— BRIEF —
Copy the part of the rows that begins with the line containing "- x-tick-label: 3500: [492, 434, 526, 449]" and ends with the line containing "- x-tick-label: 500: [130, 434, 156, 449]", including both of those lines, reproducing every line without change.

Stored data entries
☆ ☆ ☆ ☆
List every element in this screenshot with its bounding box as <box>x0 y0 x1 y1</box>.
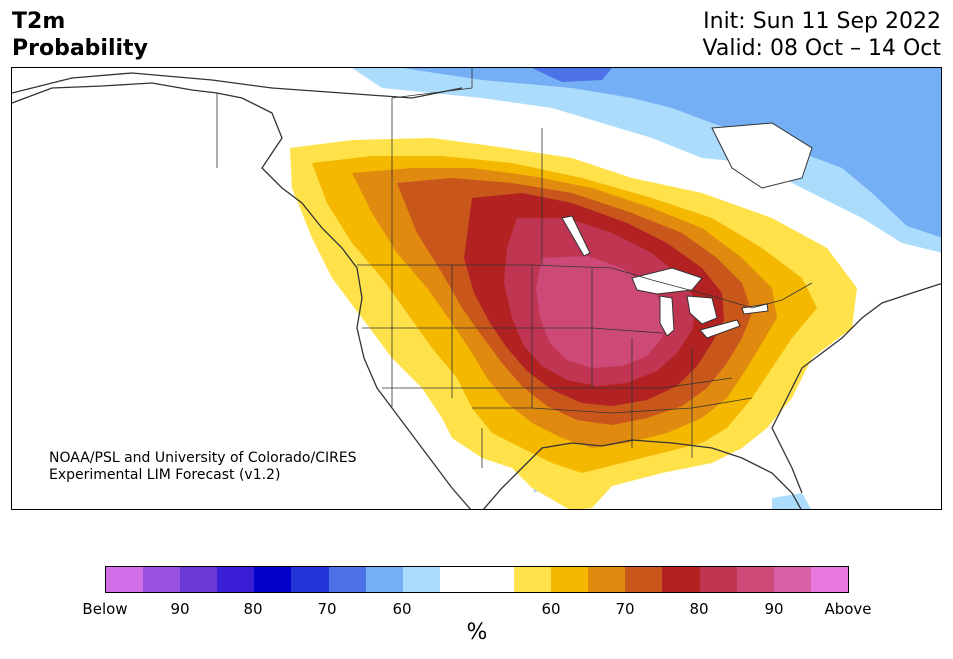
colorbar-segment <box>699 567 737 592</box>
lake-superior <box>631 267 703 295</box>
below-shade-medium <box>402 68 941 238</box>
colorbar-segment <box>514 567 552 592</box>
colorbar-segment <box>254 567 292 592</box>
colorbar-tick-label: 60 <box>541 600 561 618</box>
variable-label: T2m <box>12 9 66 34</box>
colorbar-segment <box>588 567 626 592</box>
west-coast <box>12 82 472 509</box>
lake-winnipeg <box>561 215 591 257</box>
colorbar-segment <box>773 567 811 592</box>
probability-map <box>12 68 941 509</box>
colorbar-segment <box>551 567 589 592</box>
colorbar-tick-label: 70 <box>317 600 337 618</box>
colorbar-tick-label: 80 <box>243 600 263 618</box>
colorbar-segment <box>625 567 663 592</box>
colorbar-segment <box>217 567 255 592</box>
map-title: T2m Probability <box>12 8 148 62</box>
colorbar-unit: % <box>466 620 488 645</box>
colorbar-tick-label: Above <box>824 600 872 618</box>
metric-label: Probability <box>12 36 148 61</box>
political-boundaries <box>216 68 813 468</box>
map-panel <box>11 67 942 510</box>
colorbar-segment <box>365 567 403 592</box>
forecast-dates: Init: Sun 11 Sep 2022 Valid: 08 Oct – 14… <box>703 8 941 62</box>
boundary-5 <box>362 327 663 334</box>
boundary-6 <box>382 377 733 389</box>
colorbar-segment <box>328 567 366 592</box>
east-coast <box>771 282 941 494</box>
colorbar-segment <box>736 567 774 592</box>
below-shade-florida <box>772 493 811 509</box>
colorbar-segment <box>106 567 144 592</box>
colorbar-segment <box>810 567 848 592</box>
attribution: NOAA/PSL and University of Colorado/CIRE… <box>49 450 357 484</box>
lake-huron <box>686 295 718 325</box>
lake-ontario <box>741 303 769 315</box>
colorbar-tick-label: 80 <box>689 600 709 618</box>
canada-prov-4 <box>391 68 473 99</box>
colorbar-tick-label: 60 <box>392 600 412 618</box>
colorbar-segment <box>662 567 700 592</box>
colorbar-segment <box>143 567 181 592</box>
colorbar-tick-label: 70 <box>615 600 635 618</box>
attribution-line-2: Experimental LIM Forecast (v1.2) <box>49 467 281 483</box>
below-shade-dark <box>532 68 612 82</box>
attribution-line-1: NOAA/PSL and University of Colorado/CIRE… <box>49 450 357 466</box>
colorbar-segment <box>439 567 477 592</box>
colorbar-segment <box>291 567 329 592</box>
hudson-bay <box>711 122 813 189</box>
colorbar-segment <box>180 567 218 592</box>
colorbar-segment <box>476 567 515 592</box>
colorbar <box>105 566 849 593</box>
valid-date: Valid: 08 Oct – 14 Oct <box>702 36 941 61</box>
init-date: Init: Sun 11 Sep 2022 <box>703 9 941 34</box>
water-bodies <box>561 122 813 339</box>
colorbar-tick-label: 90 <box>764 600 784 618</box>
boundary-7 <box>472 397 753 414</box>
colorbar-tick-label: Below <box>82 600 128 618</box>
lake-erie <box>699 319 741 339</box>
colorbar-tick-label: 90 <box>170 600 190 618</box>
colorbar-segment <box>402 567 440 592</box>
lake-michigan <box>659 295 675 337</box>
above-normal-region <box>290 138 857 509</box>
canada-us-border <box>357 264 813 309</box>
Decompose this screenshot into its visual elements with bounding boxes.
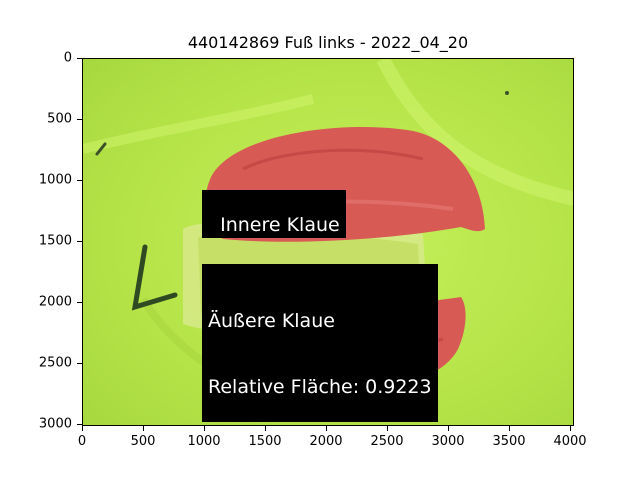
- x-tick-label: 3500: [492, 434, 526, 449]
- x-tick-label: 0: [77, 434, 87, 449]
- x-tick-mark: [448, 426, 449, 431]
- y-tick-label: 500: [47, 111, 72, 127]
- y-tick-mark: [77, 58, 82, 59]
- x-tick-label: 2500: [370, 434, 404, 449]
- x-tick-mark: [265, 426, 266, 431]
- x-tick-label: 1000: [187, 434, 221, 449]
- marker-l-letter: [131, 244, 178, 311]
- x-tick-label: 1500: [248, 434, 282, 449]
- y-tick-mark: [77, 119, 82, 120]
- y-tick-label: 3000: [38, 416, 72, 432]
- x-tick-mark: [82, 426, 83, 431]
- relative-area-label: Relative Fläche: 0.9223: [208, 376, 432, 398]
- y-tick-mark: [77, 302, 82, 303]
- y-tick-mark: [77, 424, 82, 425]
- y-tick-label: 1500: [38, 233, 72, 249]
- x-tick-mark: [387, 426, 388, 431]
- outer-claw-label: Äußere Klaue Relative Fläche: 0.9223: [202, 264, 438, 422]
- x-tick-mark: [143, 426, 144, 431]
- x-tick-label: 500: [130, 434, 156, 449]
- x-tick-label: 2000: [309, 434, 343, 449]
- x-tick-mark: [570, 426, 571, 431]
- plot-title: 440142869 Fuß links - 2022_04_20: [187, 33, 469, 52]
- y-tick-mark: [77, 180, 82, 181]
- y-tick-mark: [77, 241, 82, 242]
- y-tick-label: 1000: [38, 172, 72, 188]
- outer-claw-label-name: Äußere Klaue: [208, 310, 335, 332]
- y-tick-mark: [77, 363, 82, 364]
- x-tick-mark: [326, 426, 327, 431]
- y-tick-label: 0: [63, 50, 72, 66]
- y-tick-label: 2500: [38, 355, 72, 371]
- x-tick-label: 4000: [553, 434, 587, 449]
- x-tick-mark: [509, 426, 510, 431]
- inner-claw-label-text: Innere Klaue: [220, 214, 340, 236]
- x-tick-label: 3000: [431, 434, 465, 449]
☆ ☆ ☆ ☆
— RESULT BELOW —
- x-tick-label: 3500: [492, 434, 526, 449]
- x-tick-label: 0: [77, 434, 87, 449]
- x-tick-mark: [448, 426, 449, 431]
- y-tick-label: 500: [47, 111, 72, 127]
- y-tick-mark: [77, 58, 82, 59]
- x-tick-label: 2500: [370, 434, 404, 449]
- x-tick-mark: [265, 426, 266, 431]
- x-tick-label: 1000: [187, 434, 221, 449]
- marker-l-letter: [131, 244, 178, 311]
- x-tick-label: 1500: [248, 434, 282, 449]
- y-tick-mark: [77, 119, 82, 120]
- y-tick-label: 3000: [38, 416, 72, 432]
- x-tick-mark: [82, 426, 83, 431]
- relative-area-label: Relative Fläche: 0.9223: [208, 376, 432, 398]
- y-tick-mark: [77, 302, 82, 303]
- y-tick-mark: [77, 424, 82, 425]
- y-tick-label: 1500: [38, 233, 72, 249]
- x-tick-mark: [387, 426, 388, 431]
- outer-claw-label: Äußere Klaue Relative Fläche: 0.9223: [202, 264, 438, 422]
- x-tick-mark: [143, 426, 144, 431]
- x-tick-label: 500: [130, 434, 156, 449]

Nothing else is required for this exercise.